Task prompt: Type the records out again in full, exactly.

[Dataset items]
· · ·

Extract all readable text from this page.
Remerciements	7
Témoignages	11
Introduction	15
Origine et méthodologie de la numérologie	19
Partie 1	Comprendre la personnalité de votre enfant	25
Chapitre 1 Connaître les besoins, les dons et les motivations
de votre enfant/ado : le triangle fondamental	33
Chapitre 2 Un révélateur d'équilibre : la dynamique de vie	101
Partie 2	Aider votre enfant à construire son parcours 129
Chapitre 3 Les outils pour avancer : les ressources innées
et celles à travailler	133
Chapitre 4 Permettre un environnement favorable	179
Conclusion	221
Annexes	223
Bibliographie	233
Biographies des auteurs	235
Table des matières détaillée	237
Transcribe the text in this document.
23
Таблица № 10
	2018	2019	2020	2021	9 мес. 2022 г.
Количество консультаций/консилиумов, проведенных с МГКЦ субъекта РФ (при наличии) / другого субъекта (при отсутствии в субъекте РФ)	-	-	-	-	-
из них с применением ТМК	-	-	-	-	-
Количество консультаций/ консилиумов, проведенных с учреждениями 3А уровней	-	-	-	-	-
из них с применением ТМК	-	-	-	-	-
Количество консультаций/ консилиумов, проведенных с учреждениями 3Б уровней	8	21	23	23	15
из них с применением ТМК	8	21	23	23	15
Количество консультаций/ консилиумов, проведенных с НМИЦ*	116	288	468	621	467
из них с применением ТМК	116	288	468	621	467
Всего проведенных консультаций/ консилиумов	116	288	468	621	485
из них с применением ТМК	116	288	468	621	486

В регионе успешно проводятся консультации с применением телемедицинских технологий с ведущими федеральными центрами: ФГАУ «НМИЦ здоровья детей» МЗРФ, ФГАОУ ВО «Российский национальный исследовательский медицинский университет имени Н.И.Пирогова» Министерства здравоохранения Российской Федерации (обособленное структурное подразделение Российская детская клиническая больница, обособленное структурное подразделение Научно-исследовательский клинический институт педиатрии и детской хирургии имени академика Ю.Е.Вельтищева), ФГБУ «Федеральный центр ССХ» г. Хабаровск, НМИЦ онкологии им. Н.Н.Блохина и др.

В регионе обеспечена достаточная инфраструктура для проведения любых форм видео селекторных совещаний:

· · ·

Exercise solution:
Extract all readable text from this page.
Remerciements	7
Témoignages	11
Introduction	15
Origine et méthodologie de la numérologie	19
Partie 1	Comprendre la personnalité de votre enfant	25
Chapitre 1 Connaître les besoins, les dons et les motivations
de votre enfant/ado : le triangle fondamental	33
Chapitre 2 Un révélateur d'équilibre : la dynamique de vie	101
Partie 2	Aider votre enfant à construire son parcours 129
Chapitre 3 Les outils pour avancer : les ressources innées
et celles à travailler	133
Chapitre 4 Permettre un environnement favorable	179
Conclusion	221
Annexes	223
Bibliographie	233
Biographies des auteurs	235
Table des matières détaillée	237
Transcribe the text in this document.
23
Таблица № 10
	2018	2019	2020	2021	9 мес. 2022 г.
Количество консультаций/консилиумов, проведенных с МГКЦ субъекта РФ (при наличии) / другого субъекта (при отсутствии в субъекте РФ)	-	-	-	-	-
из них с применением ТМК	-	-	-	-	-
Количество консультаций/ консилиумов, проведенных с учреждениями 3А уровней	-	-	-	-	-
из них с применением ТМК	-	-	-	-	-
Количество консультаций/ консилиумов, проведенных с учреждениями 3Б уровней	8	21	23	23	15
из них с применением ТМК	8	21	23	23	15
Количество консультаций/ консилиумов, проведенных с НМИЦ*	116	288	468	621	467
из них с применением ТМК	116	288	468	621	467
Всего проведенных консультаций/ консилиумов	116	288	468	621	485
из них с применением ТМК	116	288	468	621	486

В регионе успешно проводятся консультации с применением телемедицинских технологий с ведущими федеральными центрами: ФГАУ «НМИЦ здоровья детей» МЗРФ, ФГАОУ ВО «Российский национальный исследовательский медицинский университет имени Н.И.Пирогова» Министерства здравоохранения Российской Федерации (обособленное структурное подразделение Российская детская клиническая больница, обособленное структурное подразделение Научно-исследовательский клинический институт педиатрии и детской хирургии имени академика Ю.Е.Вельтищева), ФГБУ «Федеральный центр ССХ» г. Хабаровск, НМИЦ онкологии им. Н.Н.Блохина и др.

В регионе обеспечена достаточная инфраструктура для проведения любых форм видео селекторных совещаний:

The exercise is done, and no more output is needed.